─── Recorded data ───

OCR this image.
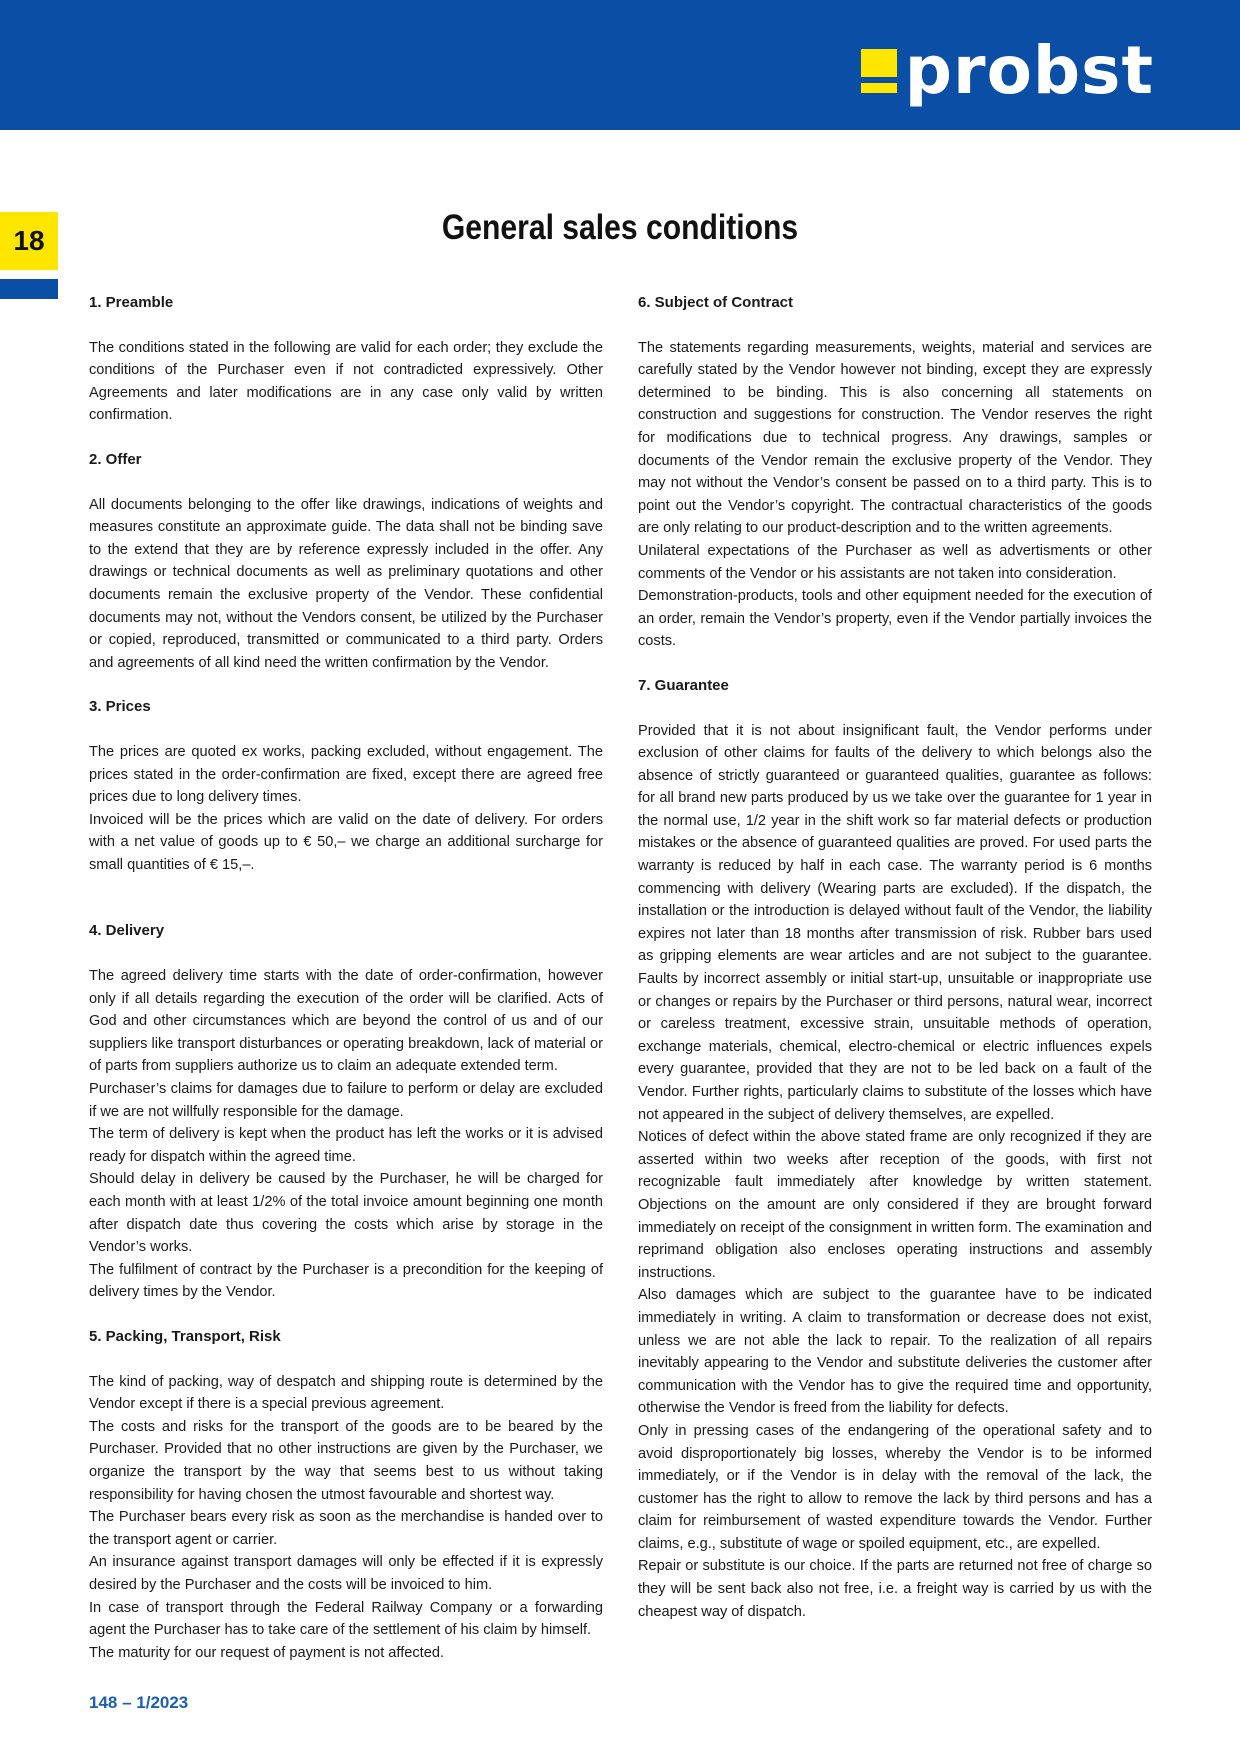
probst
18	General sales conditions
1. Preamble

The conditions stated in the following are valid for each order; they exclude the conditions of the Purchaser even if not contradicted expressively. Other Agreements and later modifications are in any case only valid by written confirmation.

2. Offer

All documents belonging to the offer like drawings, indications of weights and measures constitute an approximate guide. The data shall not be binding save to the extend that they are by reference expressly included in the offer. Any drawings or technical documents as well as preliminary quotations and other documents remain the exclusive property of the Vendor. These confidential documents may not, without the Vendors consent, be utilized by the Purchaser or copied, reproduced, transmitted or communicated to a third party. Orders and agreements of all kind need the written confirmation by the Vendor.

3. Prices

The prices are quoted ex works, packing excluded, without engagement. The prices stated in the order-confirmation are fixed, except there are agreed free prices due to long delivery times.

Invoiced will be the prices which are valid on the date of delivery. For orders with a net value of goods up to € 50,– we charge an additional surcharge for small quantities of € 15,–.

4. Delivery

The agreed delivery time starts with the date of order-confirmation, however only if all details regarding the execution of the order will be clarified. Acts of God and other circumstances which are beyond the control of us and of our suppliers like transport disturbances or operating breakdown, lack of material or of parts from suppliers authorize us to claim an adequate extended term.

Purchaser’s claims for damages due to failure to perform or delay are excluded if we are not willfully responsible for the damage.

The term of delivery is kept when the product has left the works or it is advised ready for dispatch within the agreed time.

Should delay in delivery be caused by the Purchaser, he will be charged for each month with at least 1/2% of the total invoice amount beginning one month after dispatch date thus covering the costs which arise by storage in the Vendor’s works.

The fulfilment of contract by the Purchaser is a precondition for the keeping of delivery times by the Vendor.

5. Packing, Transport, Risk

The kind of packing, way of despatch and shipping route is determined by the Vendor except if there is a special previous agreement.

The costs and risks for the transport of the goods are to be beared by the Purchaser. Provided that no other instructions are given by the Purchaser, we organize the transport by the way that seems best to us without taking responsibility for having chosen the utmost favourable and shortest way.

The Purchaser bears every risk as soon as the merchandise is handed over to the transport agent or carrier.

An insurance against transport damages will only be effected if it is expressly desired by the Purchaser and the costs will be invoiced to him.

In case of transport through the Federal Railway Company or a forwarding agent the Purchaser has to take care of the settlement of his claim by himself.

The maturity for our request of payment is not affected.

6. Subject of Contract

The statements regarding measurements, weights, material and services are carefully stated by the Vendor however not binding, except they are expressly determined to be binding. This is also concerning all statements on construction and suggestions for construction. The Vendor reserves the right for modifications due to technical progress. Any drawings, samples or documents of the Vendor remain the exclusive property of the Vendor. They may not without the Vendor’s consent be passed on to a third party. This is to point out the Vendor’s copyright. The contractual characteristics of the goods are only relating to our product-description and to the written agreements.

Unilateral expectations of the Purchaser as well as advertisments or other comments of the Vendor or his assistants are not taken into consideration.

Demonstration-products, tools and other equipment needed for the execution of an order, remain the Vendor’s property, even if the Vendor partially invoices the costs.

7. Guarantee

Provided that it is not about insignificant fault, the Vendor performs under exclusion of other claims for faults of the delivery to which belongs also the absence of strictly guaranteed or guaranteed qualities, guarantee as follows: for all brand new parts produced by us we take over the guarantee for 1 year in the normal use, 1/2 year in the shift work so far material defects or production mistakes or the absence of guaranteed qualities are proved. For used parts the warranty is reduced by half in each case. The warranty period is 6 months commencing with delivery (Wearing parts are excluded). If the dispatch, the installation or the introduction is delayed without fault of the Vendor, the liability expires not later than 18 months after transmission of risk. Rubber bars used as gripping elements are wear articles and are not subject to the guarantee. Faults by incorrect assembly or initial start-up, unsuitable or inappropriate use or changes or repairs by the Purchaser or third persons, natural wear, incorrect or careless treatment, excessive strain, unsuitable methods of operation, exchange materials, chemical, electro-chemical or electric influences expels every guarantee, provided that they are not to be led back on a fault of the Vendor. Further rights, particularly claims to substitute of the losses which have not appeared in the subject of delivery themselves, are expelled.

Notices of defect within the above stated frame are only recognized if they are asserted within two weeks after reception of the goods, with first not recognizable fault immediately after knowledge by written statement. Objections on the amount are only considered if they are brought forward immediately on receipt of the consignment in written form. The examination and reprimand obligation also encloses operating instructions and assembly instructions.

Also damages which are subject to the guarantee have to be indicated immediately in writing. A claim to transformation or decrease does not exist, unless we are not able the lack to repair. To the realization of all repairs inevitably appearing to the Vendor and substitute deliveries the customer after communication with the Vendor has to give the required time and opportunity, otherwise the Vendor is freed from the liability for defects.

Only in pressing cases of the endangering of the operational safety and to avoid disproportionately big losses, whereby the Vendor is to be informed immediately, or if the Vendor is in delay with the removal of the lack, the customer has the right to allow to remove the lack by third persons and has a claim for reimbursement of wasted expenditure towards the Vendor. Further claims, e.g., substitute of wage or spoiled equipment, etc., are expelled.

Repair or substitute is our choice. If the parts are returned not free of charge so they will be sent back also not free, i.e. a freight way is carried by us with the cheapest way of dispatch.

148 – 1/2023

───

Output the lines above in full and exactly as given, omitting any pictures.

The result:
OCR this image.
probst
18	General sales conditions
1. Preamble

The conditions stated in the following are valid for each order; they exclude the conditions of the Purchaser even if not contradicted expressively. Other Agreements and later modifications are in any case only valid by written confirmation.

2. Offer

All documents belonging to the offer like drawings, indications of weights and measures constitute an approximate guide. The data shall not be binding save to the extend that they are by reference expressly included in the offer. Any drawings or technical documents as well as preliminary quotations and other documents remain the exclusive property of the Vendor. These confidential documents may not, without the Vendors consent, be utilized by the Purchaser or copied, reproduced, transmitted or communicated to a third party. Orders and agreements of all kind need the written confirmation by the Vendor.

3. Prices

The prices are quoted ex works, packing excluded, without engagement. The prices stated in the order-confirmation are fixed, except there are agreed free prices due to long delivery times.

Invoiced will be the prices which are valid on the date of delivery. For orders with a net value of goods up to € 50,– we charge an additional surcharge for small quantities of € 15,–.

4. Delivery

The agreed delivery time starts with the date of order-confirmation, however only if all details regarding the execution of the order will be clarified. Acts of God and other circumstances which are beyond the control of us and of our suppliers like transport disturbances or operating breakdown, lack of material or of parts from suppliers authorize us to claim an adequate extended term.

Purchaser’s claims for damages due to failure to perform or delay are excluded if we are not willfully responsible for the damage.

The term of delivery is kept when the product has left the works or it is advised ready for dispatch within the agreed time.

Should delay in delivery be caused by the Purchaser, he will be charged for each month with at least 1/2% of the total invoice amount beginning one month after dispatch date thus covering the costs which arise by storage in the Vendor’s works.

The fulfilment of contract by the Purchaser is a precondition for the keeping of delivery times by the Vendor.

5. Packing, Transport, Risk

The kind of packing, way of despatch and shipping route is determined by the Vendor except if there is a special previous agreement.

The costs and risks for the transport of the goods are to be beared by the Purchaser. Provided that no other instructions are given by the Purchaser, we organize the transport by the way that seems best to us without taking responsibility for having chosen the utmost favourable and shortest way.

The Purchaser bears every risk as soon as the merchandise is handed over to the transport agent or carrier.

An insurance against transport damages will only be effected if it is expressly desired by the Purchaser and the costs will be invoiced to him.

In case of transport through the Federal Railway Company or a forwarding agent the Purchaser has to take care of the settlement of his claim by himself.

The maturity for our request of payment is not affected.

6. Subject of Contract

The statements regarding measurements, weights, material and services are carefully stated by the Vendor however not binding, except they are expressly determined to be binding. This is also concerning all statements on construction and suggestions for construction. The Vendor reserves the right for modifications due to technical progress. Any drawings, samples or documents of the Vendor remain the exclusive property of the Vendor. They may not without the Vendor’s consent be passed on to a third party. This is to point out the Vendor’s copyright. The contractual characteristics of the goods are only relating to our product-description and to the written agreements.

Unilateral expectations of the Purchaser as well as advertisments or other comments of the Vendor or his assistants are not taken into consideration.

Demonstration-products, tools and other equipment needed for the execution of an order, remain the Vendor’s property, even if the Vendor partially invoices the costs.

7. Guarantee

Provided that it is not about insignificant fault, the Vendor performs under exclusion of other claims for faults of the delivery to which belongs also the absence of strictly guaranteed or guaranteed qualities, guarantee as follows: for all brand new parts produced by us we take over the guarantee for 1 year in the normal use, 1/2 year in the shift work so far material defects or production mistakes or the absence of guaranteed qualities are proved. For used parts the warranty is reduced by half in each case. The warranty period is 6 months commencing with delivery (Wearing parts are excluded). If the dispatch, the installation or the introduction is delayed without fault of the Vendor, the liability expires not later than 18 months after transmission of risk. Rubber bars used as gripping elements are wear articles and are not subject to the guarantee. Faults by incorrect assembly or initial start-up, unsuitable or inappropriate use or changes or repairs by the Purchaser or third persons, natural wear, incorrect or careless treatment, excessive strain, unsuitable methods of operation, exchange materials, chemical, electro-chemical or electric influences expels every guarantee, provided that they are not to be led back on a fault of the Vendor. Further rights, particularly claims to substitute of the losses which have not appeared in the subject of delivery themselves, are expelled.

Notices of defect within the above stated frame are only recognized if they are asserted within two weeks after reception of the goods, with first not recognizable fault immediately after knowledge by written statement. Objections on the amount are only considered if they are brought forward immediately on receipt of the consignment in written form. The examination and reprimand obligation also encloses operating instructions and assembly instructions.

Also damages which are subject to the guarantee have to be indicated immediately in writing. A claim to transformation or decrease does not exist, unless we are not able the lack to repair. To the realization of all repairs inevitably appearing to the Vendor and substitute deliveries the customer after communication with the Vendor has to give the required time and opportunity, otherwise the Vendor is freed from the liability for defects.

Only in pressing cases of the endangering of the operational safety and to avoid disproportionately big losses, whereby the Vendor is to be informed immediately, or if the Vendor is in delay with the removal of the lack, the customer has the right to allow to remove the lack by third persons and has a claim for reimbursement of wasted expenditure towards the Vendor. Further claims, e.g., substitute of wage or spoiled equipment, etc., are expelled.

Repair or substitute is our choice. If the parts are returned not free of charge so they will be sent back also not free, i.e. a freight way is carried by us with the cheapest way of dispatch.

148 – 1/2023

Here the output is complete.